Can you find the lines of the listing that include "pečení" and copy every one?

● Supplied material:
* * *

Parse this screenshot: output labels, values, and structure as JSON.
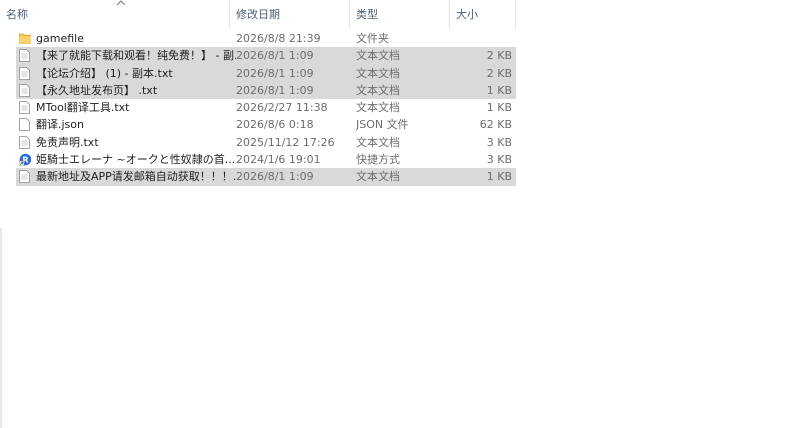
{
  "columns": {
    "name": "名称",
    "date": "修改日期",
    "type": "类型",
    "size": "大小"
  },
  "files": [
    {
      "name": "gamefile",
      "date": "2026/8/8 21:39",
      "type": "文件夹",
      "size": "",
      "icon": "folder-icon",
      "selected": false
    },
    {
      "name": "【来了就能下载和观看！纯免费！】 - 副...",
      "date": "2026/8/1 1:09",
      "type": "文本文档",
      "size": "2 KB",
      "icon": "text-file-icon",
      "selected": true
    },
    {
      "name": "【论坛介绍】 (1) - 副本.txt",
      "date": "2026/8/1 1:09",
      "type": "文本文档",
      "size": "2 KB",
      "icon": "text-file-icon",
      "selected": true
    },
    {
      "name": "【永久地址发布页】 .txt",
      "date": "2026/8/1 1:09",
      "type": "文本文档",
      "size": "1 KB",
      "icon": "text-file-icon",
      "selected": true
    },
    {
      "name": "MTool翻译工具.txt",
      "date": "2026/2/27 11:38",
      "type": "文本文档",
      "size": "1 KB",
      "icon": "text-file-icon",
      "selected": false
    },
    {
      "name": "翻译.json",
      "date": "2026/8/6 0:18",
      "type": "JSON 文件",
      "size": "62 KB",
      "icon": "json-file-icon",
      "selected": false
    },
    {
      "name": "免责声明.txt",
      "date": "2025/11/12 17:26",
      "type": "文本文档",
      "size": "3 KB",
      "icon": "text-file-icon",
      "selected": false
    },
    {
      "name": "姫騎士エレーナ ~オークと性奴隷の首...",
      "date": "2024/1/6 19:01",
      "type": "快捷方式",
      "size": "3 KB",
      "icon": "shortcut-icon",
      "selected": false
    },
    {
      "name": "最新地址及APP请发邮箱自动获取！！！...",
      "date": "2026/8/1 1:09",
      "type": "文本文档",
      "size": "1 KB",
      "icon": "text-file-icon",
      "selected": true
    }
  ]
}
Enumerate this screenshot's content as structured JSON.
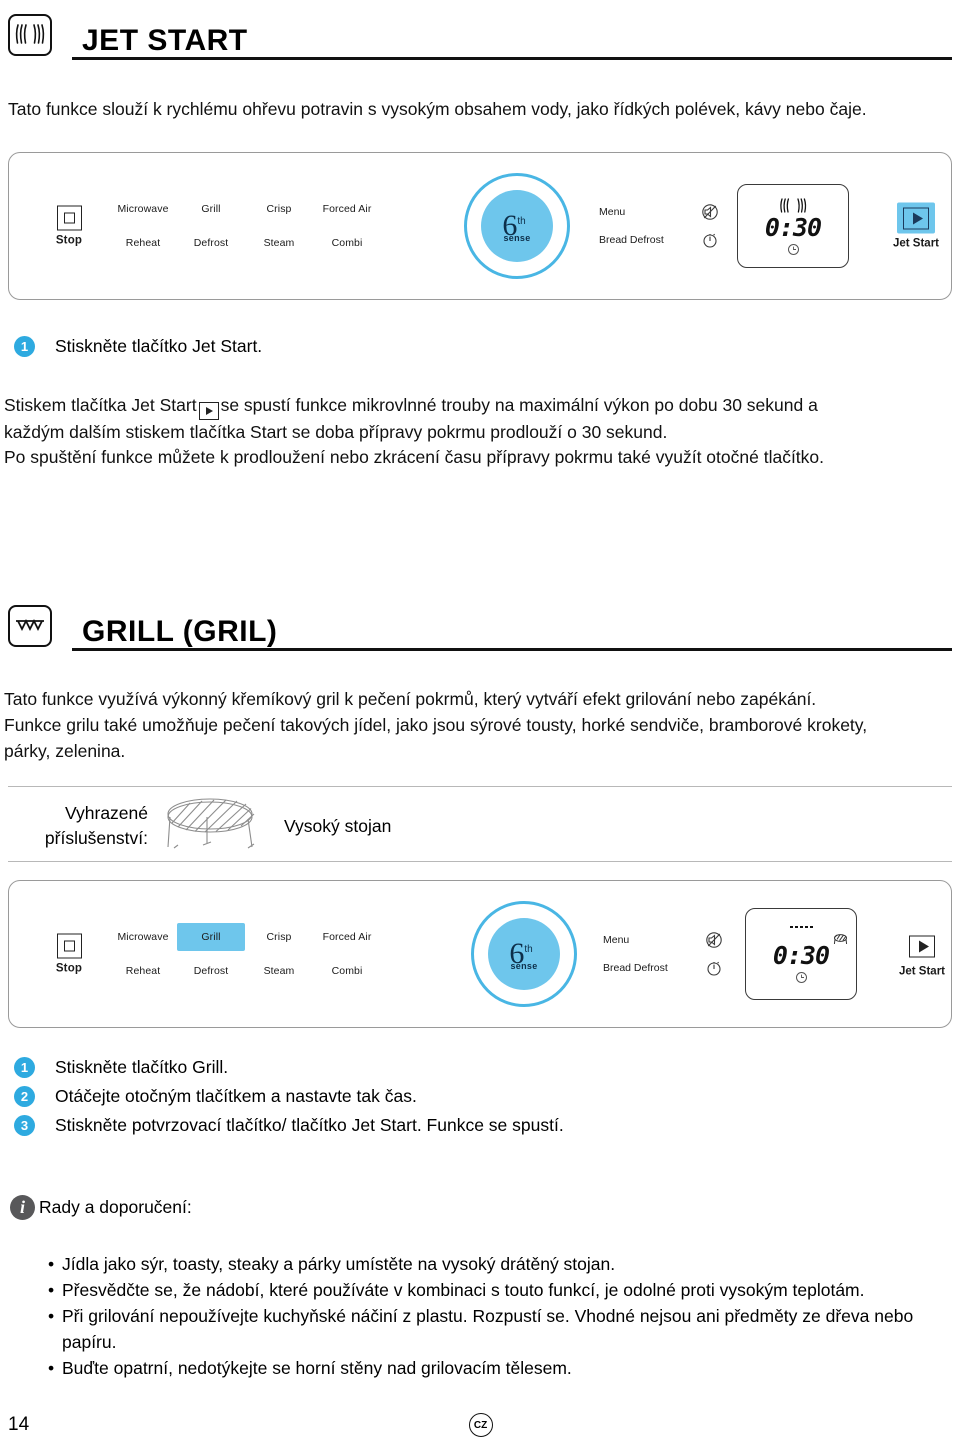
{
  "page": {
    "number": "14",
    "locale_badge": "CZ"
  },
  "sections": [
    {
      "id": "jet-start",
      "icon": "jet-start-icon",
      "title": "JET START",
      "intro": "Tato funkce slouží k rychlému ohřevu potravin s vysokým obsahem vody, jako řídkých polévek, kávy nebo čaje.",
      "steps": [
        {
          "num": "1",
          "text": "Stiskněte tlačítko Jet Start."
        }
      ],
      "body_lines": [
        "Stiskem tlačítka Jet Start",
        "se spustí funkce mikrovlnné trouby na maximální výkon po dobu 30 sekund a",
        "každým dalším stiskem tlačítka Start se doba přípravy pokrmu prodlouží o 30 sekund.",
        "Po spuštění funkce můžete k prodloužení nebo zkrácení času přípravy pokrmu také využít otočné tlačítko."
      ]
    },
    {
      "id": "grill",
      "icon": "grill-icon",
      "title": "GRILL (GRIL)",
      "body_lines": [
        "Tato funkce využívá výkonný křemíkový gril k pečení pokrmů, který vytváří efekt grilování nebo zapékání.",
        "Funkce grilu také umožňuje pečení takových jídel, jako jsou sýrové tousty, horké sendviče, bramborové krokety,",
        "párky, zelenina."
      ],
      "accessory": {
        "label_line1": "Vyhrazené",
        "label_line2": "příslušenství:",
        "icon": "wire-rack-icon",
        "name": "Vysoký stojan"
      },
      "steps": [
        {
          "num": "1",
          "text": "Stiskněte tlačítko Grill."
        },
        {
          "num": "2",
          "text": "Otáčejte otočným tlačítkem a nastavte tak čas."
        },
        {
          "num": "3",
          "text": "Stiskněte potvrzovací tlačítko/ tlačítko Jet Start. Funkce se spustí."
        }
      ],
      "tips_heading": "Rady a doporučení:",
      "tips": [
        "Jídla jako sýr, toasty, steaky a párky umístěte na vysoký drátěný stojan.",
        "Přesvědčte se, že nádobí, které používáte v kombinaci s touto funkcí, je odolné proti vysokým teplotám.",
        "Při grilování nepoužívejte kuchyňské náčiní z plastu. Rozpustí se. Vhodné nejsou ani předměty ze dřeva nebo papíru.",
        "Buďte opatrní, nedotýkejte se horní stěny nad grilovacím tělesem."
      ]
    }
  ],
  "control_panel": {
    "stop": {
      "label": "Stop",
      "icon": "stop-square-icon"
    },
    "functions_row1": [
      "Microwave",
      "Grill",
      "Crisp",
      "Forced Air"
    ],
    "functions_row2": [
      "Reheat",
      "Defrost",
      "Steam",
      "Combi"
    ],
    "dial": {
      "six": "6",
      "th": "th",
      "sense": "sense"
    },
    "menu": {
      "label": "Menu",
      "icon": "crossed-speaker-icon"
    },
    "bread_defrost": {
      "label": "Bread Defrost",
      "icon": "timer-icon"
    },
    "display": {
      "time": "0:30",
      "clock_icon": "clock-icon"
    },
    "jet_start": {
      "label": "Jet Start",
      "icon": "play-triangle-icon"
    }
  },
  "panel_states": {
    "jet_start_panel": {
      "highlight_function": "",
      "jet_start_highlighted": true,
      "display_top_icon": "steam-waves-icon"
    },
    "grill_panel": {
      "highlight_function": "Grill",
      "jet_start_highlighted": false,
      "display_top_icon": "grill-element-icon"
    }
  },
  "colors": {
    "accent": "#6ec6ec",
    "accent_dark": "#2eaae0",
    "dial_ring": "#49b6e4",
    "text": "#111111",
    "rule": "#b8b8b8",
    "info_grey": "#58585a"
  }
}
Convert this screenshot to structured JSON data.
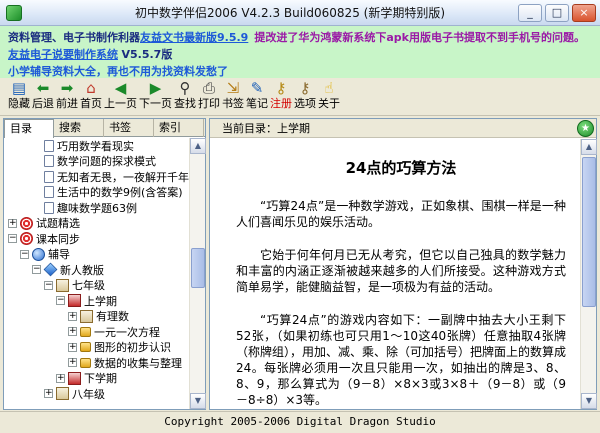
{
  "window": {
    "title": "初中数学伴侣2006 V4.2.3 Build060825   (新学期特别版)",
    "buttons": {
      "minimize": "_",
      "maximize": "□",
      "close": "×"
    }
  },
  "banner": {
    "line1_prefix": "资料管理、电子书制作利器",
    "line1_link": "友益文书最新版9.5.9",
    "line1_notice": "提改进了华为鸿蒙新系统下apk用版电子书提取不到手机号的问题。",
    "line2_link": "友益电子说要制作系统",
    "line2_version": "V5.5.7版",
    "line3": "小学辅导资料大全，再也不用为找资料发愁了"
  },
  "toolbar": {
    "items": [
      {
        "label": "隐藏",
        "icon": "hide-icon",
        "glyph": "▤",
        "color": "#1b5fb8",
        "red": false
      },
      {
        "label": "后退",
        "icon": "back-arrow-icon",
        "glyph": "⬅",
        "color": "#1b8a2a",
        "red": false
      },
      {
        "label": "前进",
        "icon": "forward-arrow-icon",
        "glyph": "➡",
        "color": "#1b8a2a",
        "red": false
      },
      {
        "label": "首页",
        "icon": "home-icon",
        "glyph": "⌂",
        "color": "#c0392b",
        "red": false
      },
      {
        "label": "上一页",
        "icon": "previous-page-icon",
        "glyph": "◀",
        "color": "#1b8a2a",
        "red": false
      },
      {
        "label": "下一页",
        "icon": "next-page-icon",
        "glyph": "▶",
        "color": "#1b8a2a",
        "red": false
      },
      {
        "label": "查找",
        "icon": "binoculars-icon",
        "glyph": "⚲",
        "color": "#333333",
        "red": false
      },
      {
        "label": "打印",
        "icon": "printer-icon",
        "glyph": "⎙",
        "color": "#444444",
        "red": false
      },
      {
        "label": "书签",
        "icon": "bookmark-icon",
        "glyph": "⇲",
        "color": "#b57d16",
        "red": false
      },
      {
        "label": "笔记",
        "icon": "notes-pen-icon",
        "glyph": "✎",
        "color": "#1b5fb8",
        "red": false
      },
      {
        "label": "注册",
        "icon": "key-icon",
        "glyph": "⚷",
        "color": "#b58a16",
        "red": true
      },
      {
        "label": "选项",
        "icon": "options-key-icon",
        "glyph": "⚷",
        "color": "#8a6b2f",
        "red": false
      },
      {
        "label": "关于",
        "icon": "about-pointer-icon",
        "glyph": "☝",
        "color": "#e0b010",
        "red": false
      }
    ]
  },
  "left_tabs": [
    "目录",
    "搜索",
    "书签",
    "索引"
  ],
  "tree": [
    {
      "label": "巧用数学看现实",
      "level": 2,
      "expander": "",
      "icon": "doc"
    },
    {
      "label": "数学问题的探求模式",
      "level": 2,
      "expander": "",
      "icon": "doc"
    },
    {
      "label": "无知者无畏，一夜解开千年数学",
      "level": 2,
      "expander": "",
      "icon": "doc"
    },
    {
      "label": "生活中的数学9例(含答案)",
      "level": 2,
      "expander": "",
      "icon": "doc"
    },
    {
      "label": "趣味数学题63例",
      "level": 2,
      "expander": "",
      "icon": "doc"
    },
    {
      "label": "试题精选",
      "level": 0,
      "expander": "+",
      "icon": "target"
    },
    {
      "label": "课本同步",
      "level": 0,
      "expander": "−",
      "icon": "target"
    },
    {
      "label": "辅导",
      "level": 1,
      "expander": "−",
      "icon": "globe"
    },
    {
      "label": "新人教版",
      "level": 2,
      "expander": "−",
      "icon": "gem"
    },
    {
      "label": "七年级",
      "level": 3,
      "expander": "−",
      "icon": "book"
    },
    {
      "label": "上学期",
      "level": 4,
      "expander": "−",
      "icon": "book-red"
    },
    {
      "label": "有理数",
      "level": 5,
      "expander": "+",
      "icon": "book"
    },
    {
      "label": "一元一次方程",
      "level": 5,
      "expander": "+",
      "icon": "lock"
    },
    {
      "label": "图形的初步认识",
      "level": 5,
      "expander": "+",
      "icon": "lock"
    },
    {
      "label": "数据的收集与整理",
      "level": 5,
      "expander": "+",
      "icon": "lock"
    },
    {
      "label": "下学期",
      "level": 4,
      "expander": "+",
      "icon": "book-red"
    },
    {
      "label": "八年级",
      "level": 3,
      "expander": "+",
      "icon": "book"
    }
  ],
  "content": {
    "position_label": "当前目录：上学期",
    "title": "24点的巧算方法",
    "paragraphs": [
      "“巧算24点”是一种数学游戏，正如象棋、围棋一样是一种人们喜闻乐见的娱乐活动。",
      "它始于何年何月已无从考究，但它以自己独具的数学魅力和丰富的内涵正逐渐被越来越多的人们所接受。这种游戏方式简单易学，能健脑益智，是一项极为有益的活动。",
      "“巧算24点”的游戏内容如下：一副牌中抽去大小王剩下52张，（如果初练也可只用1～10这40张牌）任意抽取4张牌（称牌组），用加、减、乘、除（可加括号）把牌面上的数算成24。每张牌必须用一次且只能用一次，如抽出的牌是3、8、8、9，那么算式为（9－8）×8×3或3×8＋（9－8）或（9－8÷8）×3等。"
    ]
  },
  "status": "Copyright 2005-2006 Digital Dragon Studio"
}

* * *

● Answer to this exercise:
        "Tato funkce využívá výkonný křemíkový gril k pečení pokrmů, který vytváří efekt grilování nebo zapékání.",
        "Funkce grilu také umožňuje pečení takových jídel, jako jsou sýrové tousty, horké sendviče, bramborové krokety,",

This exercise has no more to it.